[DIRECTIVE]:
Look through the material and copy each line holding "data".

[SOURCE RECORDS]:
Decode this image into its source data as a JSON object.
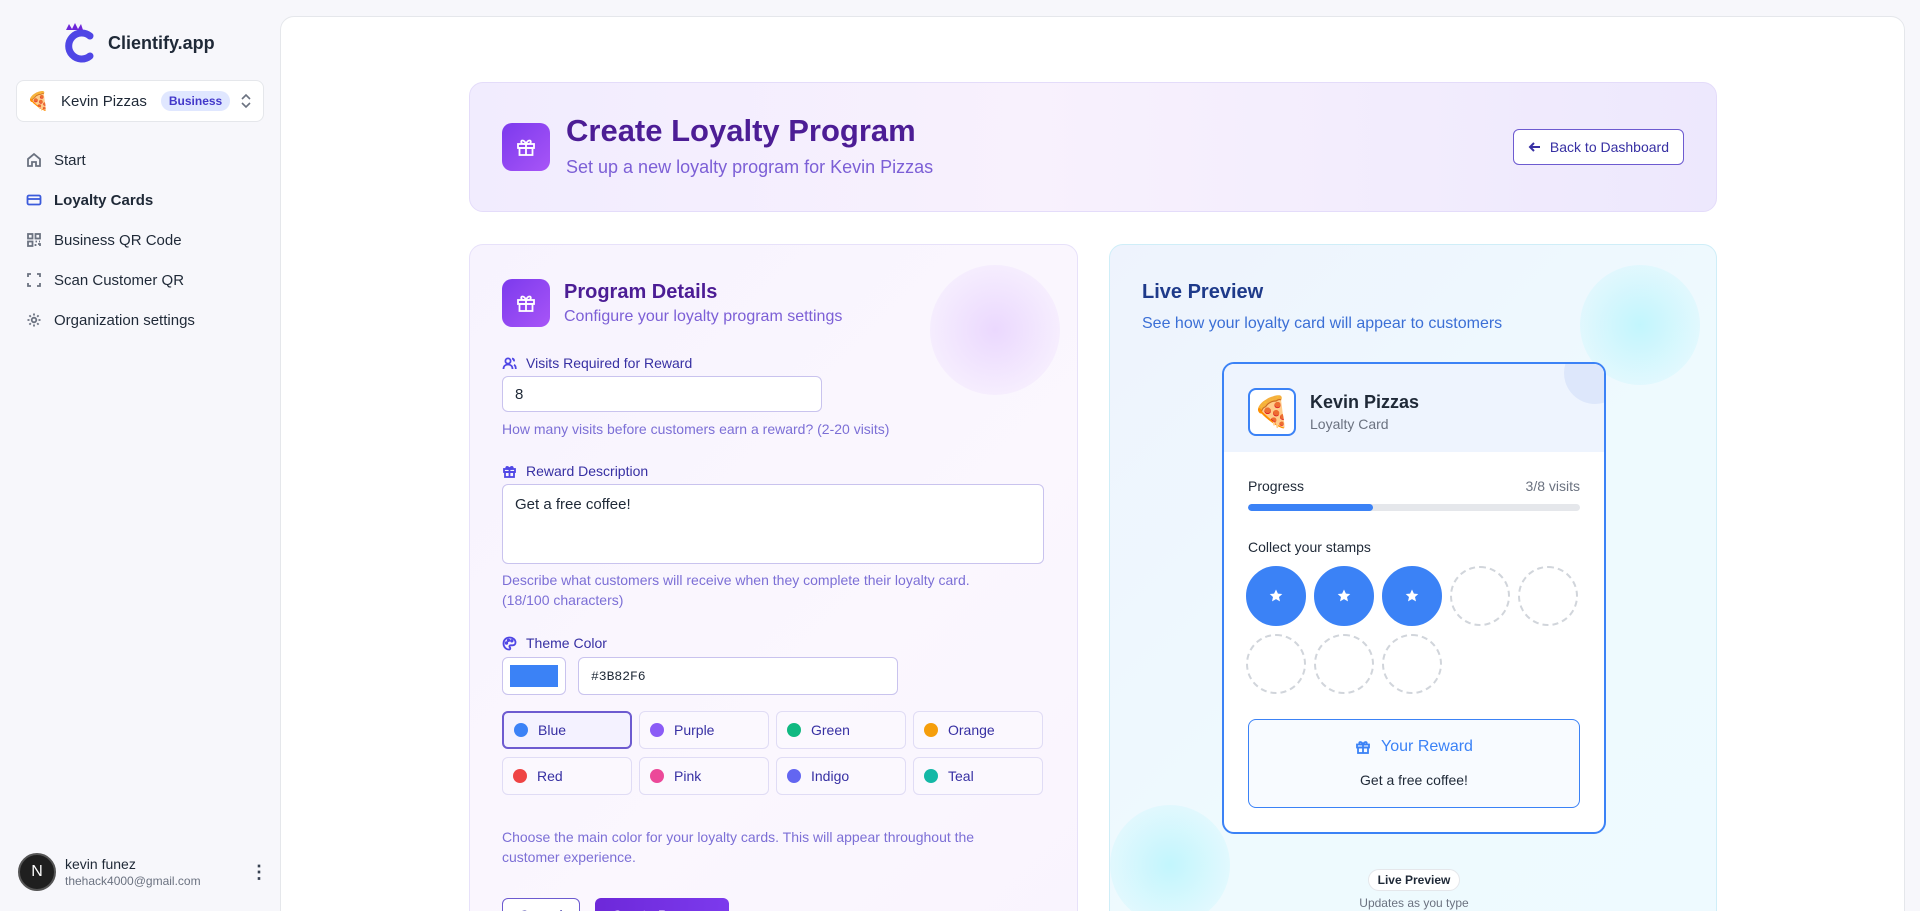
{
  "app": {
    "name": "Clientify.app"
  },
  "org": {
    "emoji": "🍕",
    "name": "Kevin Pizzas",
    "badge": "Business"
  },
  "nav": {
    "items": [
      {
        "label": "Start",
        "icon": "home-icon"
      },
      {
        "label": "Loyalty Cards",
        "icon": "credit-card-icon",
        "active": true
      },
      {
        "label": "Business QR Code",
        "icon": "qr-code-icon"
      },
      {
        "label": "Scan Customer QR",
        "icon": "scan-icon"
      },
      {
        "label": "Organization settings",
        "icon": "gear-icon"
      }
    ]
  },
  "user": {
    "initial": "N",
    "name": "kevin funez",
    "email": "thehack4000@gmail.com",
    "menu": "⋮"
  },
  "header": {
    "title": "Create Loyalty Program",
    "subtitle": "Set up a new loyalty program for Kevin Pizzas",
    "back_label": "Back to Dashboard"
  },
  "form": {
    "title": "Program Details",
    "subtitle": "Configure your loyalty program settings",
    "visits_label": "Visits Required for Reward",
    "visits_value": "8",
    "visits_hint": "How many visits before customers earn a reward? (2-20 visits)",
    "reward_label": "Reward Description",
    "reward_value": "Get a free coffee!",
    "reward_hint_1": "Describe what customers will receive when they complete their loyalty card.",
    "reward_hint_2": "(18/100 characters)",
    "theme_label": "Theme Color",
    "theme_hex": "#3B82F6",
    "colors": [
      {
        "name": "Blue",
        "hex": "#3b82f6",
        "selected": true
      },
      {
        "name": "Purple",
        "hex": "#8b5cf6"
      },
      {
        "name": "Green",
        "hex": "#10b981"
      },
      {
        "name": "Orange",
        "hex": "#f59e0b"
      },
      {
        "name": "Red",
        "hex": "#ef4444"
      },
      {
        "name": "Pink",
        "hex": "#ec4899"
      },
      {
        "name": "Indigo",
        "hex": "#6366f1"
      },
      {
        "name": "Teal",
        "hex": "#14b8a6"
      }
    ],
    "theme_hint_1": "Choose the main color for your loyalty cards. This will appear throughout the",
    "theme_hint_2": "customer experience.",
    "cancel_label": "Cancel",
    "create_label": "Create Program"
  },
  "preview": {
    "title": "Live Preview",
    "subtitle": "See how your loyalty card will appear to customers",
    "card": {
      "logo": "🍕",
      "business": "Kevin Pizzas",
      "type": "Loyalty Card",
      "progress_label": "Progress",
      "progress_count": "3/8 visits",
      "progress_value": 0.375,
      "stamps_label": "Collect your stamps",
      "stamps_total": 8,
      "stamps_filled": 3,
      "reward_title": "Your Reward",
      "reward_text": "Get a free coffee!"
    },
    "badge": "Live Preview",
    "note": "Updates as you type"
  },
  "colors": {
    "accent": "#3b82f6",
    "brand_purple": "#7c3aed"
  }
}
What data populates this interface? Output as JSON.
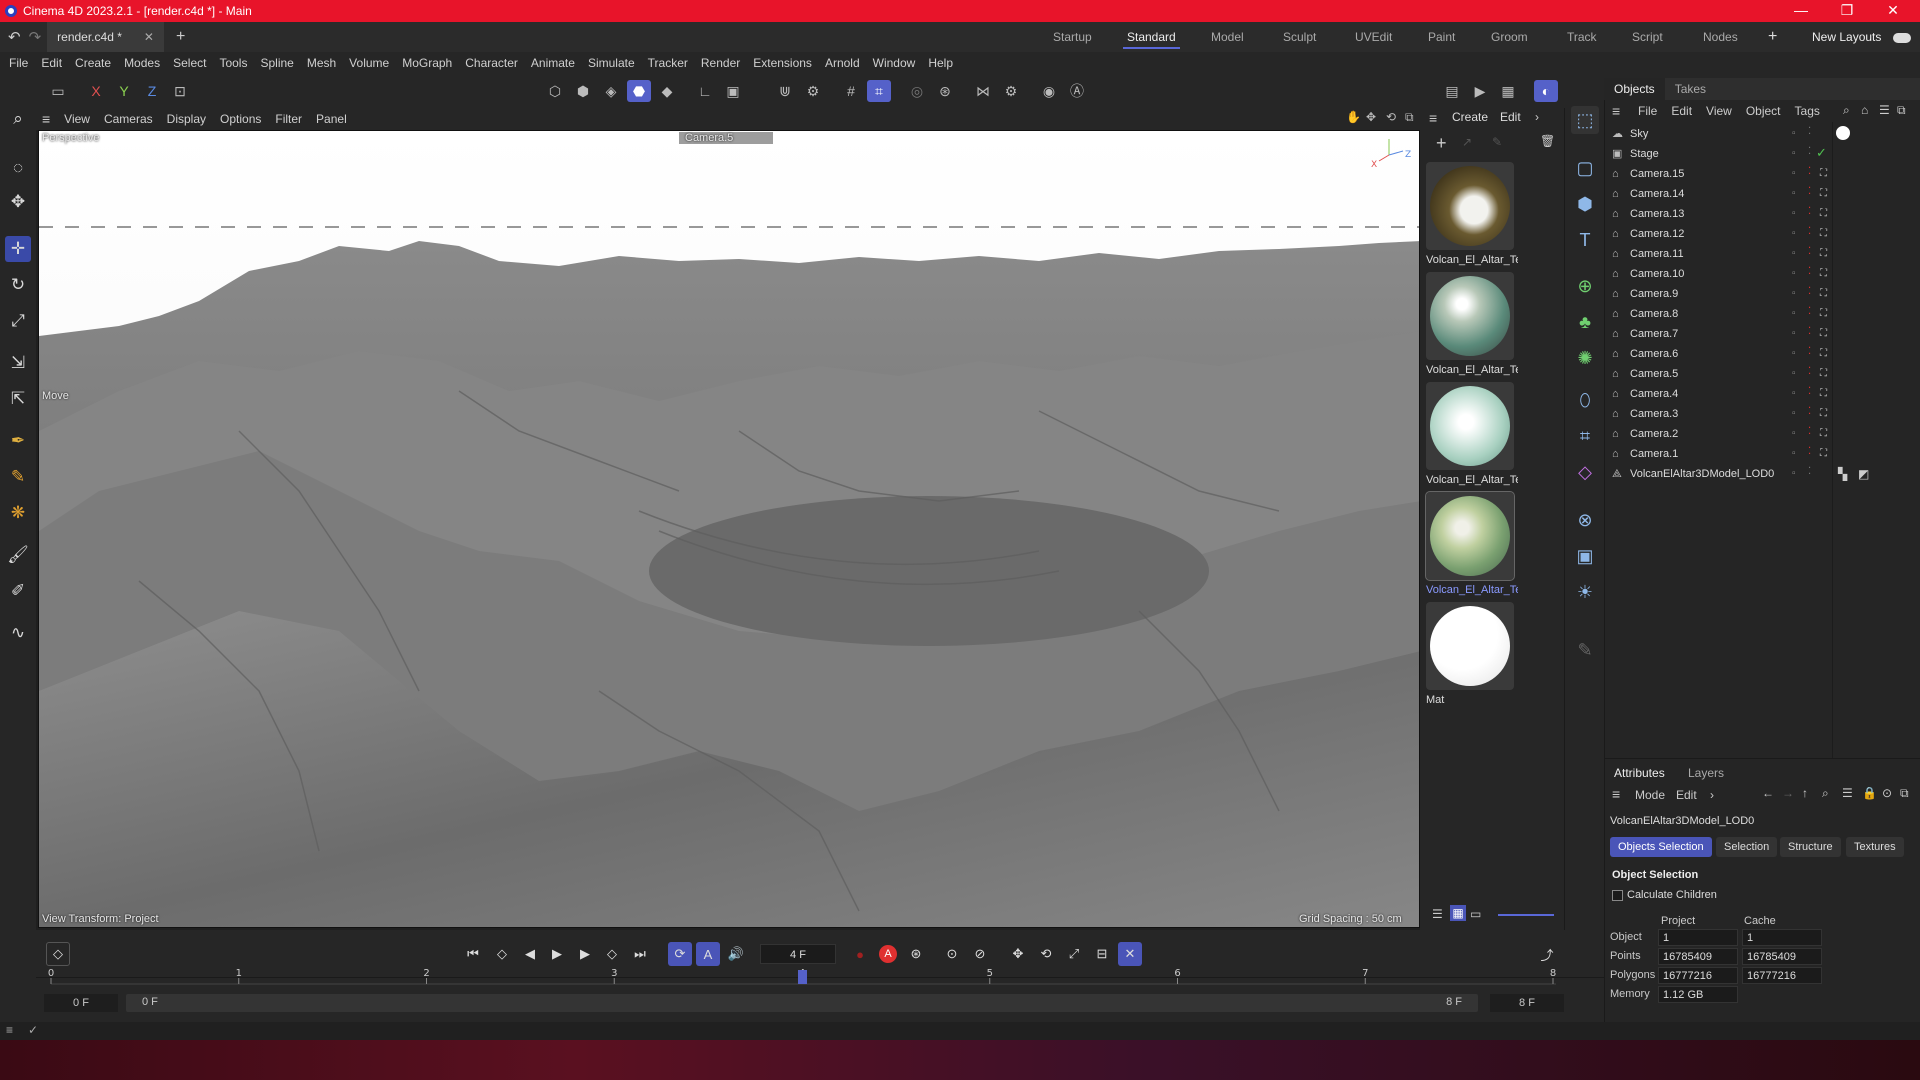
{
  "window": {
    "title": "Cinema 4D 2023.2.1 - [render.c4d *] - Main",
    "min": "—",
    "max": "❐",
    "close": "✕"
  },
  "tabs": {
    "file": "render.c4d *",
    "add": "+"
  },
  "layouts": [
    "Startup",
    "Standard",
    "Model",
    "Sculpt",
    "UVEdit",
    "Paint",
    "Groom",
    "Track",
    "Script",
    "Nodes"
  ],
  "layout_active": "Standard",
  "new_layouts": "New Layouts",
  "menu": [
    "File",
    "Edit",
    "Create",
    "Modes",
    "Select",
    "Tools",
    "Spline",
    "Mesh",
    "Volume",
    "MoGraph",
    "Character",
    "Animate",
    "Simulate",
    "Tracker",
    "Render",
    "Extensions",
    "Arnold",
    "Window",
    "Help"
  ],
  "axes": {
    "x": "X",
    "y": "Y",
    "z": "Z"
  },
  "viewport_menu": [
    "View",
    "Cameras",
    "Display",
    "Options",
    "Filter",
    "Panel"
  ],
  "viewport": {
    "view_name": "Perspective",
    "camera": "Camera.5",
    "tool_label": "Move",
    "view_transform": "View Transform: Project",
    "grid_spacing": "Grid Spacing : 50 cm"
  },
  "material_menu": [
    "Create",
    "Edit"
  ],
  "materials": [
    {
      "name": "Volcan_El_Altar_Te"
    },
    {
      "name": "Volcan_El_Altar_Te"
    },
    {
      "name": "Volcan_El_Altar_Te"
    },
    {
      "name": "Volcan_El_Altar_Te"
    },
    {
      "name": "Mat"
    }
  ],
  "objects_tabs": [
    "Objects",
    "Takes"
  ],
  "objects_menu": [
    "File",
    "Edit",
    "View",
    "Object",
    "Tags"
  ],
  "objects": [
    {
      "name": "Sky",
      "icon": "sky-icon"
    },
    {
      "name": "Stage",
      "icon": "stage-icon"
    },
    {
      "name": "Camera.15",
      "icon": "camera-icon"
    },
    {
      "name": "Camera.14",
      "icon": "camera-icon"
    },
    {
      "name": "Camera.13",
      "icon": "camera-icon"
    },
    {
      "name": "Camera.12",
      "icon": "camera-icon"
    },
    {
      "name": "Camera.11",
      "icon": "camera-icon"
    },
    {
      "name": "Camera.10",
      "icon": "camera-icon"
    },
    {
      "name": "Camera.9",
      "icon": "camera-icon"
    },
    {
      "name": "Camera.8",
      "icon": "camera-icon"
    },
    {
      "name": "Camera.7",
      "icon": "camera-icon"
    },
    {
      "name": "Camera.6",
      "icon": "camera-icon"
    },
    {
      "name": "Camera.5",
      "icon": "camera-icon"
    },
    {
      "name": "Camera.4",
      "icon": "camera-icon"
    },
    {
      "name": "Camera.3",
      "icon": "camera-icon"
    },
    {
      "name": "Camera.2",
      "icon": "camera-icon"
    },
    {
      "name": "Camera.1",
      "icon": "camera-icon"
    },
    {
      "name": "VolcanElAltar3DModel_LOD0",
      "icon": "mesh-icon"
    }
  ],
  "attributes": {
    "tabs": [
      "Attributes",
      "Layers"
    ],
    "menu": [
      "Mode",
      "Edit"
    ],
    "object_name": "VolcanElAltar3DModel_LOD0",
    "subtabs": [
      "Objects Selection",
      "Selection",
      "Structure",
      "Textures"
    ],
    "section": "Object Selection",
    "calc_children": "Calculate Children",
    "col_project": "Project",
    "col_cache": "Cache",
    "rows": [
      {
        "label": "Object",
        "project": "1",
        "cache": "1"
      },
      {
        "label": "Points",
        "project": "16785409",
        "cache": "16785409"
      },
      {
        "label": "Polygons",
        "project": "16777216",
        "cache": "16777216"
      },
      {
        "label": "Memory",
        "project": "1.12 GB",
        "cache": ""
      }
    ]
  },
  "timeline": {
    "current_frame": "4 F",
    "ticks": [
      "0",
      "1",
      "2",
      "3",
      "4",
      "5",
      "6",
      "7",
      "8"
    ],
    "start": "0 F",
    "range_start": "0 F",
    "range_end": "8 F",
    "end": "8 F",
    "current_value": 4,
    "max_value": 8
  },
  "colors": {
    "accent": "#5561c9",
    "titlebar": "#e8142a",
    "record": "#e03030"
  }
}
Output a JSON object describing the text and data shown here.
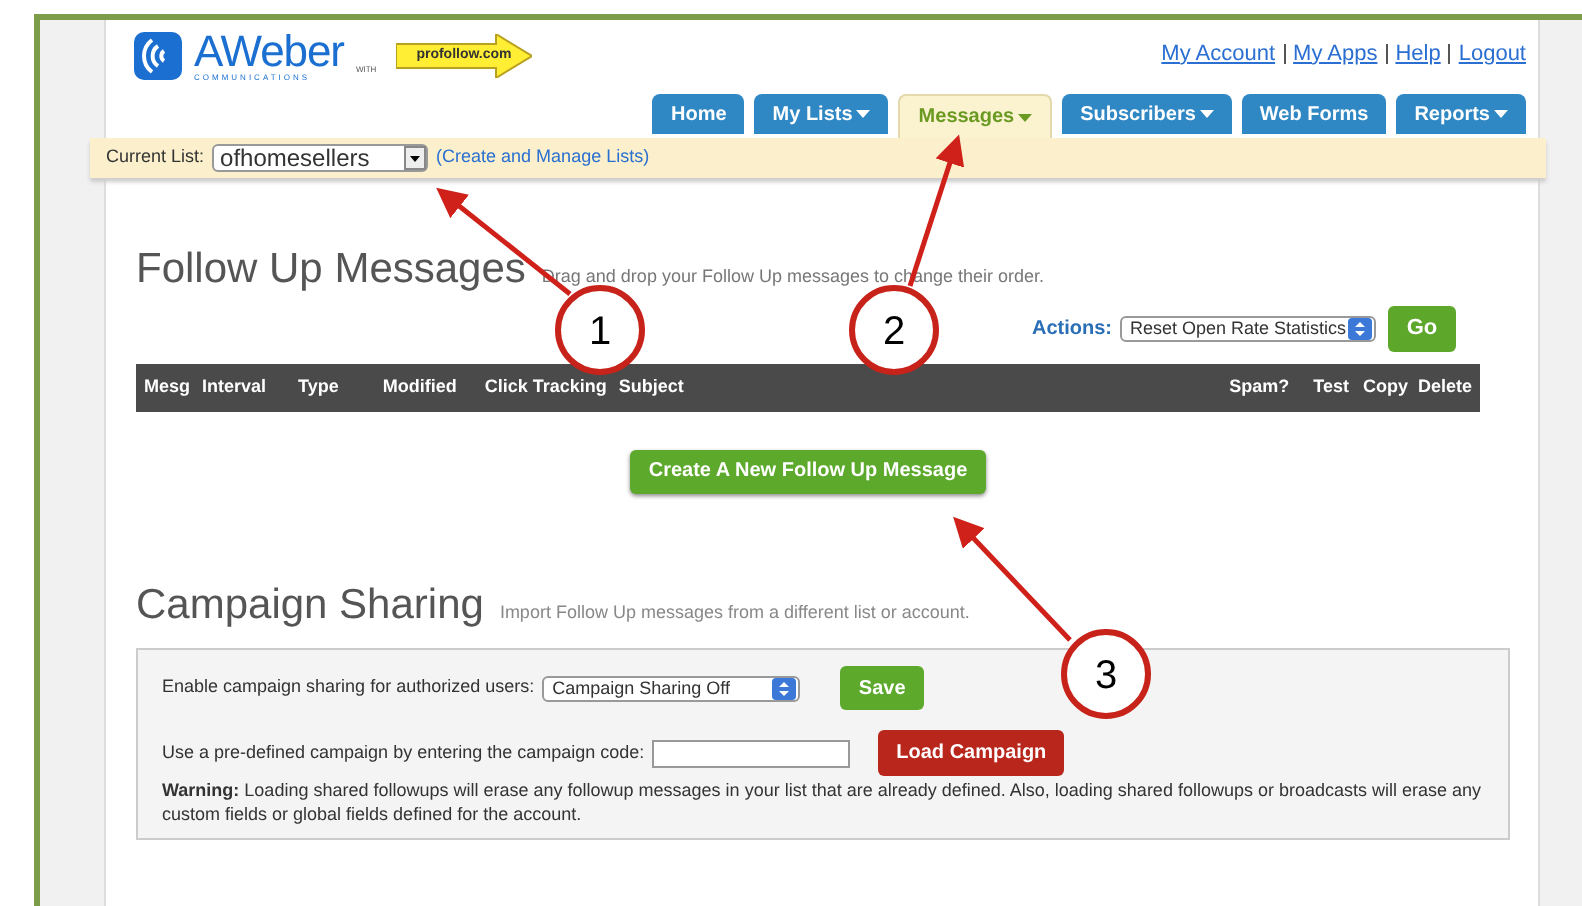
{
  "logo": {
    "brand": "AWeber",
    "tagline": "COMMUNICATIONS",
    "with": "WITH",
    "partner": "profollow.com"
  },
  "top_links": [
    "My Account",
    "My Apps",
    "Help",
    "Logout"
  ],
  "tabs": [
    {
      "label": "Home",
      "dropdown": false,
      "selected": false
    },
    {
      "label": "My Lists",
      "dropdown": true,
      "selected": false
    },
    {
      "label": "Messages",
      "dropdown": true,
      "selected": true
    },
    {
      "label": "Subscribers",
      "dropdown": true,
      "selected": false
    },
    {
      "label": "Web Forms",
      "dropdown": false,
      "selected": false
    },
    {
      "label": "Reports",
      "dropdown": true,
      "selected": false
    }
  ],
  "current_list": {
    "label": "Current List:",
    "value": "ofhomesellers",
    "link": "(Create and Manage Lists)"
  },
  "follow_up": {
    "title": "Follow Up Messages",
    "subtitle": "Drag and drop your Follow Up messages to change their order.",
    "actions_label": "Actions:",
    "actions_value": "Reset Open Rate Statistics",
    "go": "Go",
    "columns": [
      "Mesg",
      "Interval",
      "Type",
      "Modified",
      "Click Tracking",
      "Subject",
      "Spam?",
      "Test",
      "Copy",
      "Delete"
    ],
    "create_button": "Create A New Follow Up Message"
  },
  "campaign_sharing": {
    "title": "Campaign Sharing",
    "subtitle": "Import Follow Up messages from a different list or account.",
    "enable_label": "Enable campaign sharing for authorized users:",
    "enable_value": "Campaign Sharing Off",
    "save": "Save",
    "code_label": "Use a pre-defined campaign by entering the campaign code:",
    "load": "Load Campaign",
    "warning": "**Warning:** Loading shared followups will erase any followup messages in your list that are already defined. Also, loading shared followups or broadcasts will erase any custom fields or global fields defined for the account."
  },
  "annotations": [
    "1",
    "2",
    "3"
  ]
}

[OUTPUT BELOW]:
Decode this image into its source data as a JSON object.
What data populates this interface? Output as JSON.
Output a JSON object describing the text and data shown here.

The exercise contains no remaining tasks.